-- BEGIN --

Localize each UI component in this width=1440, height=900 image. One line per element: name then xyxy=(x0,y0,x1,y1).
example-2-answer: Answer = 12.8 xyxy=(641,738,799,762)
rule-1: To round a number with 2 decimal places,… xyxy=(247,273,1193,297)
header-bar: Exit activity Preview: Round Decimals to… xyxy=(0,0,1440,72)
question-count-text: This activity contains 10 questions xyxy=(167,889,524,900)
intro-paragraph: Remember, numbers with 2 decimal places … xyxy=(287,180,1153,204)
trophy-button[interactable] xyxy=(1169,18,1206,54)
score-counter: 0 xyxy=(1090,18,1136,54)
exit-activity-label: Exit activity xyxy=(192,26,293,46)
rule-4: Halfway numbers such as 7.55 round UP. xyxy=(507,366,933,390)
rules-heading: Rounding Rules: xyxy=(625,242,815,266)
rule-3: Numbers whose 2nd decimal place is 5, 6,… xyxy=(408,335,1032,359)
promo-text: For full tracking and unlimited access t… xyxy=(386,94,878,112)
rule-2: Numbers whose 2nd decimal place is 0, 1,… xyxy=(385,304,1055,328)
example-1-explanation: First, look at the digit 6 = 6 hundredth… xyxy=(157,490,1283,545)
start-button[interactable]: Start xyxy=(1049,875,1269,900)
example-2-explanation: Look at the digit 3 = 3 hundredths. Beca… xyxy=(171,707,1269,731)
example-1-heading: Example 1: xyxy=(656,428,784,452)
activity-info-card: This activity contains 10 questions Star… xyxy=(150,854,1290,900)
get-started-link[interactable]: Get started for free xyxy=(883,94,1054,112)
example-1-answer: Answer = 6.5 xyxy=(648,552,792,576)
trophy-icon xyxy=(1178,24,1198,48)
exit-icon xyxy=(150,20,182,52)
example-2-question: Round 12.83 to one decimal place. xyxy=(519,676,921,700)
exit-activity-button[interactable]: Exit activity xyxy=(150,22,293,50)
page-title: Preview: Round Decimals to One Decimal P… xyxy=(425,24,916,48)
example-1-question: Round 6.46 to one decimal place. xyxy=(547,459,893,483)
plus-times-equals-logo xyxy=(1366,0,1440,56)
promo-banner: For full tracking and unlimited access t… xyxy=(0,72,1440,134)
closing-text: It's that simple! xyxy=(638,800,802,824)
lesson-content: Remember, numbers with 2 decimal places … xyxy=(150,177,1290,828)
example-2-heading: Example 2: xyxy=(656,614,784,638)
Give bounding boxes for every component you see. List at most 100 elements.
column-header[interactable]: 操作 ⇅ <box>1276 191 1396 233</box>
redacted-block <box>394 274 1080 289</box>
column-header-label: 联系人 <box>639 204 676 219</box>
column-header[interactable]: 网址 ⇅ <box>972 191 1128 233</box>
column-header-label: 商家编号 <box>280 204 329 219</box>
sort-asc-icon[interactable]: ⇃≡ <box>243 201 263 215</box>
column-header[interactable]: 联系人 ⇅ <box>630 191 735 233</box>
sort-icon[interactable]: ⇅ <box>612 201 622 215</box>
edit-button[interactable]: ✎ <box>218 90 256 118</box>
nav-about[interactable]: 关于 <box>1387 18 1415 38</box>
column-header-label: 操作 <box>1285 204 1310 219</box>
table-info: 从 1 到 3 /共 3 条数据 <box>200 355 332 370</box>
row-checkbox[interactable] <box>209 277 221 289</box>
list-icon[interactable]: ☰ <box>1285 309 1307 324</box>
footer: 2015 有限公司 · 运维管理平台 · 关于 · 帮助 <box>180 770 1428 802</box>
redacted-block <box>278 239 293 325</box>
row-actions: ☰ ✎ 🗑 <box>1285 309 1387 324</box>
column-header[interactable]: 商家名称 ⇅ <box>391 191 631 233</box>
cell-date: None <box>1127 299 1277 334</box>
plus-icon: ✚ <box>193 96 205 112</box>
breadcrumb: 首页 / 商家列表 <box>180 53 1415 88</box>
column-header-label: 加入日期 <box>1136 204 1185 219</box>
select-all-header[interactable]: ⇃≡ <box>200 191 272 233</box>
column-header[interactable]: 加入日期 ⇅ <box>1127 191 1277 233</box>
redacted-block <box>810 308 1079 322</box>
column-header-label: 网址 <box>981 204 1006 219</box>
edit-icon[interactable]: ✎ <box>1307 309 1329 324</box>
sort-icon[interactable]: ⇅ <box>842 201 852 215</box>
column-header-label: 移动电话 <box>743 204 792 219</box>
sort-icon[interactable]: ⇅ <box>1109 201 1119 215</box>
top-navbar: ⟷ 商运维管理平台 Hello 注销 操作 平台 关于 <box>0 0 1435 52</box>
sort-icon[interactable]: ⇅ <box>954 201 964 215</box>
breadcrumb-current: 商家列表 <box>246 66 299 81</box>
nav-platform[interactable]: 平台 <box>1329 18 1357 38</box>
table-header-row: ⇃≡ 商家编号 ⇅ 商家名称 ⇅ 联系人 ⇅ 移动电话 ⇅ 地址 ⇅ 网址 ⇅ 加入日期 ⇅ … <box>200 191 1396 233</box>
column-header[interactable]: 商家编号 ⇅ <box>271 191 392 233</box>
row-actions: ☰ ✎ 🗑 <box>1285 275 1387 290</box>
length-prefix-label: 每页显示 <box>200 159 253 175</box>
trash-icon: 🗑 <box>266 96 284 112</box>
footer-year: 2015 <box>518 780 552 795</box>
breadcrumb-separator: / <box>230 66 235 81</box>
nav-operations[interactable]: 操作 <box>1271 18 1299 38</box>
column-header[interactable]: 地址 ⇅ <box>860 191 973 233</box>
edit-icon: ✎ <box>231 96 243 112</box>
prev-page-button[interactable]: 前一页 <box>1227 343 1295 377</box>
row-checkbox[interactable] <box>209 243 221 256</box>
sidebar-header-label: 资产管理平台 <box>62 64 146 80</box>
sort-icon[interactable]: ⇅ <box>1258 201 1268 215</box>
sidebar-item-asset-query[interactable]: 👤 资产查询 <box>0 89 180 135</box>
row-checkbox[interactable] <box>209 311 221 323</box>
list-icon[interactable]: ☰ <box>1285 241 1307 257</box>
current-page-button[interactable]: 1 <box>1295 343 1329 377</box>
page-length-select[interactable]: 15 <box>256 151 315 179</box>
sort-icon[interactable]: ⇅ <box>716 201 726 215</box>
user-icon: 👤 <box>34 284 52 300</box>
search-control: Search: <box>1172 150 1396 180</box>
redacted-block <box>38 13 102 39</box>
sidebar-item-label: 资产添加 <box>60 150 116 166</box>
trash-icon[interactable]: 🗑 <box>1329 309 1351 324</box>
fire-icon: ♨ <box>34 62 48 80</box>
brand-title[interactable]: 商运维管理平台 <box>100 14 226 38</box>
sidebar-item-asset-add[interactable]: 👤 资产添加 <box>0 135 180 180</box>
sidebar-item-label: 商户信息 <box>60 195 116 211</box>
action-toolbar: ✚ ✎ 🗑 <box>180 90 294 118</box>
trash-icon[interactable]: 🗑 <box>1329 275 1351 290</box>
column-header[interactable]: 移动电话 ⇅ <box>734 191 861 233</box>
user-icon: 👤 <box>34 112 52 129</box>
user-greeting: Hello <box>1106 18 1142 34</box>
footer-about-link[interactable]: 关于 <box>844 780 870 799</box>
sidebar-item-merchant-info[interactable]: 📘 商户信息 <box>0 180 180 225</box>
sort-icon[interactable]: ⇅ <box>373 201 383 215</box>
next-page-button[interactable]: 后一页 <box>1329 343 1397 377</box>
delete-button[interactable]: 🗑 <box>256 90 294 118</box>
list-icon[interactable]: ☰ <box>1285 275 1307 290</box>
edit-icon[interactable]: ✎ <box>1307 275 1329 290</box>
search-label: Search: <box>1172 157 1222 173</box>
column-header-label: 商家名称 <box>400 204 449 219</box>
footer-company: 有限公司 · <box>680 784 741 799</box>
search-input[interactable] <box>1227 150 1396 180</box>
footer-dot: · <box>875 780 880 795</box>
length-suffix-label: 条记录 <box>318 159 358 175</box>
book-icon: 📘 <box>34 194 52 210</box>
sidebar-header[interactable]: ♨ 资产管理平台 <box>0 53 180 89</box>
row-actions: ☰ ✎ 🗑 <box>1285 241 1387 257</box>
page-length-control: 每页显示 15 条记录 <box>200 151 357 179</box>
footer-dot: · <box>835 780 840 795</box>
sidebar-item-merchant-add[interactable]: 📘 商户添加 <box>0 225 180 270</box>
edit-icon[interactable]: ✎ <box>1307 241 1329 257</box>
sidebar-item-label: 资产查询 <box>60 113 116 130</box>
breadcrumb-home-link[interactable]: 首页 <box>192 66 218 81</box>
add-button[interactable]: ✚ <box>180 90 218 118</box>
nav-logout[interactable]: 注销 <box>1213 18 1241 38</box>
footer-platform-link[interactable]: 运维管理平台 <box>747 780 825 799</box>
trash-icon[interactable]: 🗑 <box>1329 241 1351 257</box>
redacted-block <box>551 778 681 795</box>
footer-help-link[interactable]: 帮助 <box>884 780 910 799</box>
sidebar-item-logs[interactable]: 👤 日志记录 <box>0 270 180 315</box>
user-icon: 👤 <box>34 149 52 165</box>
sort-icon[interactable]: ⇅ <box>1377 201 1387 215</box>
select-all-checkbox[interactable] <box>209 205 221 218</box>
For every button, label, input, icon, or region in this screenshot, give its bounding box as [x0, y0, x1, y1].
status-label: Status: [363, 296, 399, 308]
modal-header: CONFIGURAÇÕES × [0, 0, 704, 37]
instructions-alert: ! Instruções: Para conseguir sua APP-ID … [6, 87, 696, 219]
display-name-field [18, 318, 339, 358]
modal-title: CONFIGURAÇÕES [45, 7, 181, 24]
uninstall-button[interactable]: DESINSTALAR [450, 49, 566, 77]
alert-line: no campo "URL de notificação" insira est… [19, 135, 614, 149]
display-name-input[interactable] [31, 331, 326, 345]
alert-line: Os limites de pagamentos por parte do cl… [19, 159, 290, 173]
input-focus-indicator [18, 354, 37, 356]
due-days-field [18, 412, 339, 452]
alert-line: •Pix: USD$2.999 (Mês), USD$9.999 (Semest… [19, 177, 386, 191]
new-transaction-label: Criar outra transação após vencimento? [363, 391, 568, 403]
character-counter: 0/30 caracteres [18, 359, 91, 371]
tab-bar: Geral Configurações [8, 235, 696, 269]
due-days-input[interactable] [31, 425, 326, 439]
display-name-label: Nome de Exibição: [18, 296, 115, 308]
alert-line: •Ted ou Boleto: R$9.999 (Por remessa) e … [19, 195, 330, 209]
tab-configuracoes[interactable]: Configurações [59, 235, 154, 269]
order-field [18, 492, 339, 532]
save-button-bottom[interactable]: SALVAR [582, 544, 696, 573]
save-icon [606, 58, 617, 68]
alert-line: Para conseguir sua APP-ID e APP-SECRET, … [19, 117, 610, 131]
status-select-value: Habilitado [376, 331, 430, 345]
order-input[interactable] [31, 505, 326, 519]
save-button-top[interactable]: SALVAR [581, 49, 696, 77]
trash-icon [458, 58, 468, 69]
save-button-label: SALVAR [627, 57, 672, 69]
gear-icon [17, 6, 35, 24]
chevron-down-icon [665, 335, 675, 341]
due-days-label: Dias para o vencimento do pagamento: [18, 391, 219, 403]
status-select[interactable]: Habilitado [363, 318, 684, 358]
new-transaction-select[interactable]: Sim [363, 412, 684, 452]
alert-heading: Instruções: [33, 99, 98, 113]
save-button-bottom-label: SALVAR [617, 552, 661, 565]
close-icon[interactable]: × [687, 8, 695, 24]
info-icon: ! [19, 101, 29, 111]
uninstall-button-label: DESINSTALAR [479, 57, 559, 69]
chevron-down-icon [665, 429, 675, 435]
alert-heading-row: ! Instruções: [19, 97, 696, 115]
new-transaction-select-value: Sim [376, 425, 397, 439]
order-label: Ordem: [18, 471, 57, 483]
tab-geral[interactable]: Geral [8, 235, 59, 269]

-- END --

Please copy the data word for word, beginning with its first line and stopping after the line that contains "exit-activity-button[interactable]: Exit activity", including that line.

Localize each UI component in this width=1440, height=900 image. One line per element: name then xyxy=(x0,y0,x1,y1).
example-2-answer: Answer = 12.8 xyxy=(641,738,799,762)
rule-1: To round a number with 2 decimal places,… xyxy=(247,273,1193,297)
header-bar: Exit activity Preview: Round Decimals to… xyxy=(0,0,1440,72)
question-count-text: This activity contains 10 questions xyxy=(167,889,524,900)
intro-paragraph: Remember, numbers with 2 decimal places … xyxy=(287,180,1153,204)
trophy-button[interactable] xyxy=(1169,18,1206,54)
score-counter: 0 xyxy=(1090,18,1136,54)
exit-activity-label: Exit activity xyxy=(192,26,293,46)
rule-4: Halfway numbers such as 7.55 round UP. xyxy=(507,366,933,390)
rules-heading: Rounding Rules: xyxy=(625,242,815,266)
rule-3: Numbers whose 2nd decimal place is 5, 6,… xyxy=(408,335,1032,359)
promo-text: For full tracking and unlimited access t… xyxy=(386,94,878,112)
rule-2: Numbers whose 2nd decimal place is 0, 1,… xyxy=(385,304,1055,328)
example-1-explanation: First, look at the digit 6 = 6 hundredth… xyxy=(157,490,1283,545)
start-button[interactable]: Start xyxy=(1049,875,1269,900)
example-2-explanation: Look at the digit 3 = 3 hundredths. Beca… xyxy=(171,707,1269,731)
example-1-heading: Example 1: xyxy=(656,428,784,452)
activity-info-card: This activity contains 10 questions Star… xyxy=(150,854,1290,900)
get-started-link[interactable]: Get started for free xyxy=(883,94,1054,112)
example-1-answer: Answer = 6.5 xyxy=(648,552,792,576)
trophy-icon xyxy=(1178,24,1198,48)
exit-icon xyxy=(150,20,182,52)
example-2-question: Round 12.83 to one decimal place. xyxy=(519,676,921,700)
exit-activity-button[interactable]: Exit activity xyxy=(150,22,293,50)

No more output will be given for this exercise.